Data records:
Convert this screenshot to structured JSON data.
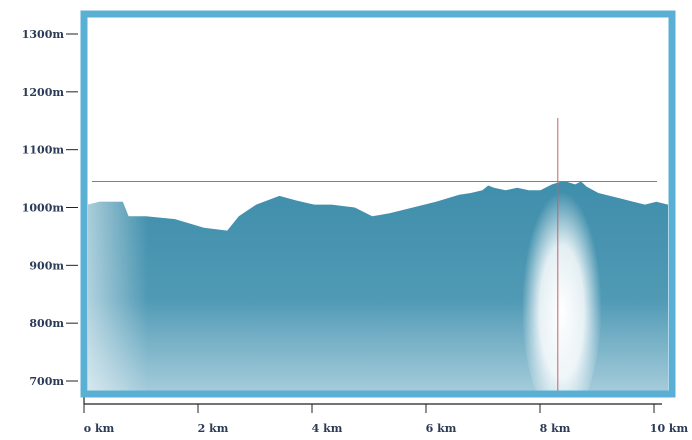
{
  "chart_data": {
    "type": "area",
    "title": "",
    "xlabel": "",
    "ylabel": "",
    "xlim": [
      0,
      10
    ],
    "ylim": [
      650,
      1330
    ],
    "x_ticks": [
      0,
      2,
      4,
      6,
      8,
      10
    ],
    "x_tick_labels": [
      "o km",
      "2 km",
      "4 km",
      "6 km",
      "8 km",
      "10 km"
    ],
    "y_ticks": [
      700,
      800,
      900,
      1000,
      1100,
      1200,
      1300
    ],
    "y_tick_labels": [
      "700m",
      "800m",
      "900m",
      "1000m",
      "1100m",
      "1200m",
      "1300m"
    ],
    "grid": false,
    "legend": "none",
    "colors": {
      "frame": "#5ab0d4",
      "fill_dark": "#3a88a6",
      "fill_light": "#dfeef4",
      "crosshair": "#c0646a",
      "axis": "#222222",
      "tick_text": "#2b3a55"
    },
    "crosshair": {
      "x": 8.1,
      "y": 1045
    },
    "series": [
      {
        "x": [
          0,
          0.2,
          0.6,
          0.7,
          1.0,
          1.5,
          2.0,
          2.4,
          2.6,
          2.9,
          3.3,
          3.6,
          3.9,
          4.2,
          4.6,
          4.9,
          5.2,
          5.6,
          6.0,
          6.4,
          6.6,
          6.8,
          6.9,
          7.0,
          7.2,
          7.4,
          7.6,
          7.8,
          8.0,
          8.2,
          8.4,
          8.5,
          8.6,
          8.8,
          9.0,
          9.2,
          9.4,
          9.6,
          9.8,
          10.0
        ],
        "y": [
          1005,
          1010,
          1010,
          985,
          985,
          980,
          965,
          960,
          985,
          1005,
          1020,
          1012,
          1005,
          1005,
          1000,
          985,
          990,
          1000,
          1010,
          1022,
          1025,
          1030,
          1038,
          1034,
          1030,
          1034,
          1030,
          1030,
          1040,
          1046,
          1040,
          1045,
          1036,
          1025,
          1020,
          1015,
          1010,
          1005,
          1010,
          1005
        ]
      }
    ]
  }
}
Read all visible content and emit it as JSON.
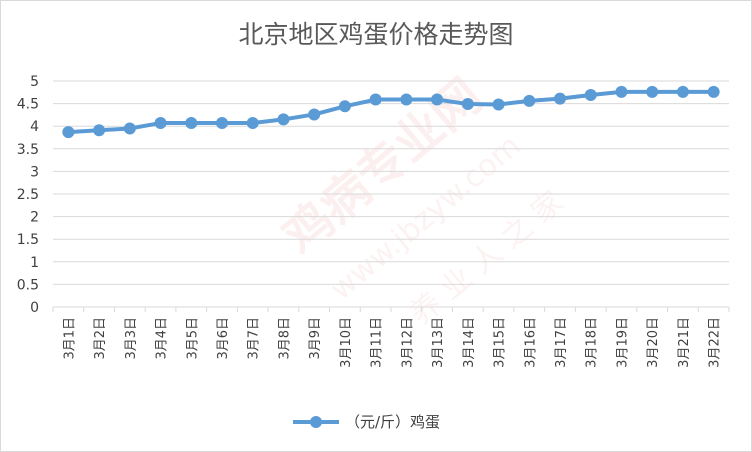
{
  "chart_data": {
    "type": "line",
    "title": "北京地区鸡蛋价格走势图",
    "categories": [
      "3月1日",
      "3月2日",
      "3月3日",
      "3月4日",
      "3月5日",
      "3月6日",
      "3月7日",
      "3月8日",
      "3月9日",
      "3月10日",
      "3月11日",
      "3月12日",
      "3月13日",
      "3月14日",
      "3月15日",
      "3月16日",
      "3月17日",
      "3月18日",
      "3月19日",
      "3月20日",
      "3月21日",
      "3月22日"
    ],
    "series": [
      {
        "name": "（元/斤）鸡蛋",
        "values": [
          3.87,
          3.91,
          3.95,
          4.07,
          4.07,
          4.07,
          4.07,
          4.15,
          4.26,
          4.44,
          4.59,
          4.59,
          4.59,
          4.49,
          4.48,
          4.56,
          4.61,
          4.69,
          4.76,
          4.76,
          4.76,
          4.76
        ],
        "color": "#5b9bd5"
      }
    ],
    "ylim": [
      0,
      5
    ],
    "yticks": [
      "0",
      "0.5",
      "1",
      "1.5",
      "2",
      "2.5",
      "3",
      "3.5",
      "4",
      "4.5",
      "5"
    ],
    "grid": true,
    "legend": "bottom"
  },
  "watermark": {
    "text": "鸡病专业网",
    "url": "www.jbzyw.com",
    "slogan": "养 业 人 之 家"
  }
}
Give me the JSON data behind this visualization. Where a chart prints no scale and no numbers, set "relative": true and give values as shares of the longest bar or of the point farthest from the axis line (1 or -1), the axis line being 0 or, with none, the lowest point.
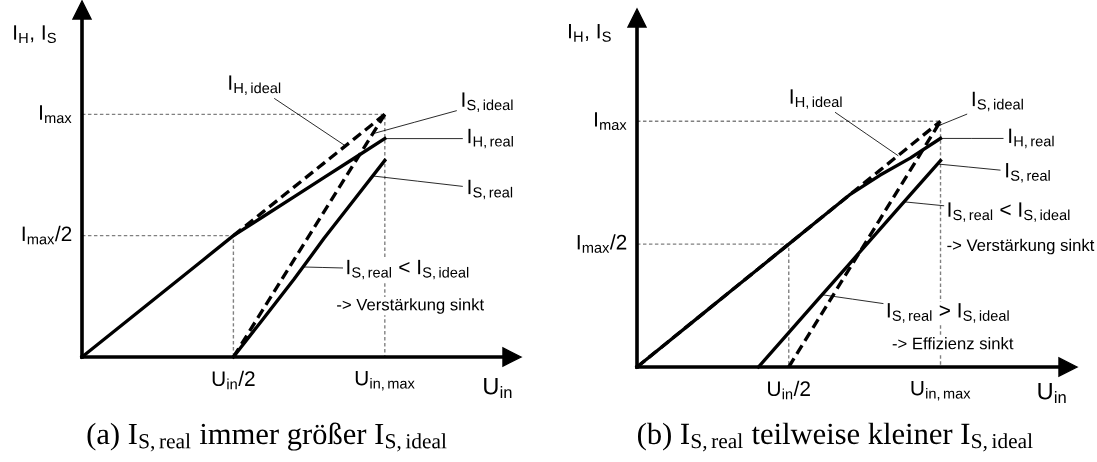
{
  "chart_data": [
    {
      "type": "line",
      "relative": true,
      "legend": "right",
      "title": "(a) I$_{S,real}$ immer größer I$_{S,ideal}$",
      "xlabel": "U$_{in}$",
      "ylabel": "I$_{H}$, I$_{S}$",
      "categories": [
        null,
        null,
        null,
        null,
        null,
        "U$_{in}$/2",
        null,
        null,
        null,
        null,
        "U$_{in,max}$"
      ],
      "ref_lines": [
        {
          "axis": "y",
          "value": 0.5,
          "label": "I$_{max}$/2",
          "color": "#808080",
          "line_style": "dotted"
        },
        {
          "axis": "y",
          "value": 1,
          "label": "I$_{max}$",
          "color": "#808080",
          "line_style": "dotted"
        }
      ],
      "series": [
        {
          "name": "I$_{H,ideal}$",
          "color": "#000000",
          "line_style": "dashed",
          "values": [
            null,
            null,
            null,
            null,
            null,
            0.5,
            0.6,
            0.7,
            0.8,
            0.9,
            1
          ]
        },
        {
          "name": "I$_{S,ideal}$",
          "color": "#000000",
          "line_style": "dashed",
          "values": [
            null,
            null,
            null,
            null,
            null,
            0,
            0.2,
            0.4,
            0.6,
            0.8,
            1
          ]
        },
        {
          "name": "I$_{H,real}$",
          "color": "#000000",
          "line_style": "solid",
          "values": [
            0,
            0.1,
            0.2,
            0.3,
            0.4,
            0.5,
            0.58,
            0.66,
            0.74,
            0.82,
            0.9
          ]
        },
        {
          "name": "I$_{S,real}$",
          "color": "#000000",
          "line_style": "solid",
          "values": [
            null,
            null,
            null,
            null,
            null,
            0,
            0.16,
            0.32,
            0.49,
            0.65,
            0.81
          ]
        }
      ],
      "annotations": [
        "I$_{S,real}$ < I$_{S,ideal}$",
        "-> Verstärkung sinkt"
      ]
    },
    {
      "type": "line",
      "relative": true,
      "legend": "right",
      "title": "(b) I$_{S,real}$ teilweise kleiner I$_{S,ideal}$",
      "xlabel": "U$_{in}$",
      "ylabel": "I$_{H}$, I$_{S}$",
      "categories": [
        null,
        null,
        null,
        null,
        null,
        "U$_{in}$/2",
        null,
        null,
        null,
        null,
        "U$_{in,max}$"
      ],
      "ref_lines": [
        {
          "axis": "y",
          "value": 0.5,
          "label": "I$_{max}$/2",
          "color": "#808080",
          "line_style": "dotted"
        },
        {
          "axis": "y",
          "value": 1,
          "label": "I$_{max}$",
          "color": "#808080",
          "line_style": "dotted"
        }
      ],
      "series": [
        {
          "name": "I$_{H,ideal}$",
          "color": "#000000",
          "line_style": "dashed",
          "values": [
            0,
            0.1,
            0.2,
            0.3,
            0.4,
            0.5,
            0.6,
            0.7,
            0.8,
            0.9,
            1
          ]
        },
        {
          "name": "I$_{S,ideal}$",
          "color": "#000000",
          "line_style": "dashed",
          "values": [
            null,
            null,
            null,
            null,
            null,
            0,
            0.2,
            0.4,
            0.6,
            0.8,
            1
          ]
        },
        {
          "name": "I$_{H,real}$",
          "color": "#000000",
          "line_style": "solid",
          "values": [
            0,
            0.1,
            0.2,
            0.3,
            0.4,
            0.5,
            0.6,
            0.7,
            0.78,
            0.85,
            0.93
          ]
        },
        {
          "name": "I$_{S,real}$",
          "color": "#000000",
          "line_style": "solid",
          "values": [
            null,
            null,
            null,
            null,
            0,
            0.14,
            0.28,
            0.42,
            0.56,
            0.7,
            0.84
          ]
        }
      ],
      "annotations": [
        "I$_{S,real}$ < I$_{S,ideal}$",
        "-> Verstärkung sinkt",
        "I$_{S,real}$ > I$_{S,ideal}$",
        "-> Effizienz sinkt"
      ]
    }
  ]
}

--

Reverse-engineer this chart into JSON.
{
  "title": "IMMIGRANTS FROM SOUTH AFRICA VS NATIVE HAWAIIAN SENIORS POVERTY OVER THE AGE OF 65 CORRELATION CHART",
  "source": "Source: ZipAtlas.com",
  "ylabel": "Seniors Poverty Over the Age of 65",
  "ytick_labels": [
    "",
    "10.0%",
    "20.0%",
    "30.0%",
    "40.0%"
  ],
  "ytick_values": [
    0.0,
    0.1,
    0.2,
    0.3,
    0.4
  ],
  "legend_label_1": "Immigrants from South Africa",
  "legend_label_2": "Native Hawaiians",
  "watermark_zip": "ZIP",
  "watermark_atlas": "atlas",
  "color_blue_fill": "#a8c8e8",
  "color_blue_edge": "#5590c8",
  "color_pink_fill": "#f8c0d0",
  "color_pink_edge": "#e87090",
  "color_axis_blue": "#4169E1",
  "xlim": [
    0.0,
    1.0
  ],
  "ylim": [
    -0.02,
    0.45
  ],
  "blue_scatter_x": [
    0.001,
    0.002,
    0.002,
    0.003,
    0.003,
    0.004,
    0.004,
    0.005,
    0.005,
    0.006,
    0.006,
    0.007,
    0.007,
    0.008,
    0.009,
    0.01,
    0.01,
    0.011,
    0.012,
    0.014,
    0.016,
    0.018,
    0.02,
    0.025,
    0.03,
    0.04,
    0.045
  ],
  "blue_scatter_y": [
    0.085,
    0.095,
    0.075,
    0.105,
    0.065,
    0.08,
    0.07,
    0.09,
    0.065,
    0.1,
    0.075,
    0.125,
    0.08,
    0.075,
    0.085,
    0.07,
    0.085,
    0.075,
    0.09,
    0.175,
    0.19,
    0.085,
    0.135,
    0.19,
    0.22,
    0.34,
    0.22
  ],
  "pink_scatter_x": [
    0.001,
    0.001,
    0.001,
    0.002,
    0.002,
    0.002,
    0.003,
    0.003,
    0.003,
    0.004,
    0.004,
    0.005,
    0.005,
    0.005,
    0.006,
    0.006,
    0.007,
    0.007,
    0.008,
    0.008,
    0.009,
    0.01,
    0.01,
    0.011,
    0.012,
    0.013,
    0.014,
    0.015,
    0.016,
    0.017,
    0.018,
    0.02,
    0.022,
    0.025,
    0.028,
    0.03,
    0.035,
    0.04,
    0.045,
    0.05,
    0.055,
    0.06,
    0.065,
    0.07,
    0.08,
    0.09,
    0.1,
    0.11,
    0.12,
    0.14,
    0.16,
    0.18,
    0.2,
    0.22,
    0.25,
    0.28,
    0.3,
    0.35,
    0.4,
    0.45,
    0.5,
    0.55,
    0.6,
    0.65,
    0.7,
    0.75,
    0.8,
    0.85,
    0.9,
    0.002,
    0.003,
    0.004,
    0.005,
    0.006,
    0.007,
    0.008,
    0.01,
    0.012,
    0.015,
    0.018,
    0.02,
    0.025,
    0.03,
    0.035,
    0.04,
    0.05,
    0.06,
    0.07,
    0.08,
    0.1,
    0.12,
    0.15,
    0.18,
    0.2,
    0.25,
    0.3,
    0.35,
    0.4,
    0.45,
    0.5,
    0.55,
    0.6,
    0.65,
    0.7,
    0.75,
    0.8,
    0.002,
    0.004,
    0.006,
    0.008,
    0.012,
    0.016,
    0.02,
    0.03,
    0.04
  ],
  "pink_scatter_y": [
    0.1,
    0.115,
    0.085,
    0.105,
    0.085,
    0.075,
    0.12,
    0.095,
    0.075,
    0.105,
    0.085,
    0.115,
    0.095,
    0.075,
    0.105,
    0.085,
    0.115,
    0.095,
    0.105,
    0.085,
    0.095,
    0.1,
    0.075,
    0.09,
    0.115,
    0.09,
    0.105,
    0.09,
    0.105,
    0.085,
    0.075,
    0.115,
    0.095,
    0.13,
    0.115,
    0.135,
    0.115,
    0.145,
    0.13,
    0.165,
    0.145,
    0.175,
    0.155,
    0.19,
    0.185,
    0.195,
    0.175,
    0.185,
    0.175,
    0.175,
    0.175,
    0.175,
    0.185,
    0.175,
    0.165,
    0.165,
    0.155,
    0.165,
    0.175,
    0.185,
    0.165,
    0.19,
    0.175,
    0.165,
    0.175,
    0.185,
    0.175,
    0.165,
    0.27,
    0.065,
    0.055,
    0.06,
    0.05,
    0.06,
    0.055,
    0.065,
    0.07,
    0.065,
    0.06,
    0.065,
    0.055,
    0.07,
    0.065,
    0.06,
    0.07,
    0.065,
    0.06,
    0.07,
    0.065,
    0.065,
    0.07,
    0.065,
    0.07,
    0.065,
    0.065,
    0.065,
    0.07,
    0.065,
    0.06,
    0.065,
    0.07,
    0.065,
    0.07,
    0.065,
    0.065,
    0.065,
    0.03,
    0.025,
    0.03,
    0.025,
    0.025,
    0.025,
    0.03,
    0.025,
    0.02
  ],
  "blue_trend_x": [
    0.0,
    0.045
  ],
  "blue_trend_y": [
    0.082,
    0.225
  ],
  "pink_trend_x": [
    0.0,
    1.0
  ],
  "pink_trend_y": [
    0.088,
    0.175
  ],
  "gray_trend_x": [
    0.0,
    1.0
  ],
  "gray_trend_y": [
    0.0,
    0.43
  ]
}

**DIRECTIONS FOR THIS TASK**
Among the lines of the data, identify those with the word "sinkt". Copy each of them.

**TASK RESULT**
        "-> Verstärkung sinkt"
        "-> Verstärkung sinkt",
        "-> Effizienz sinkt"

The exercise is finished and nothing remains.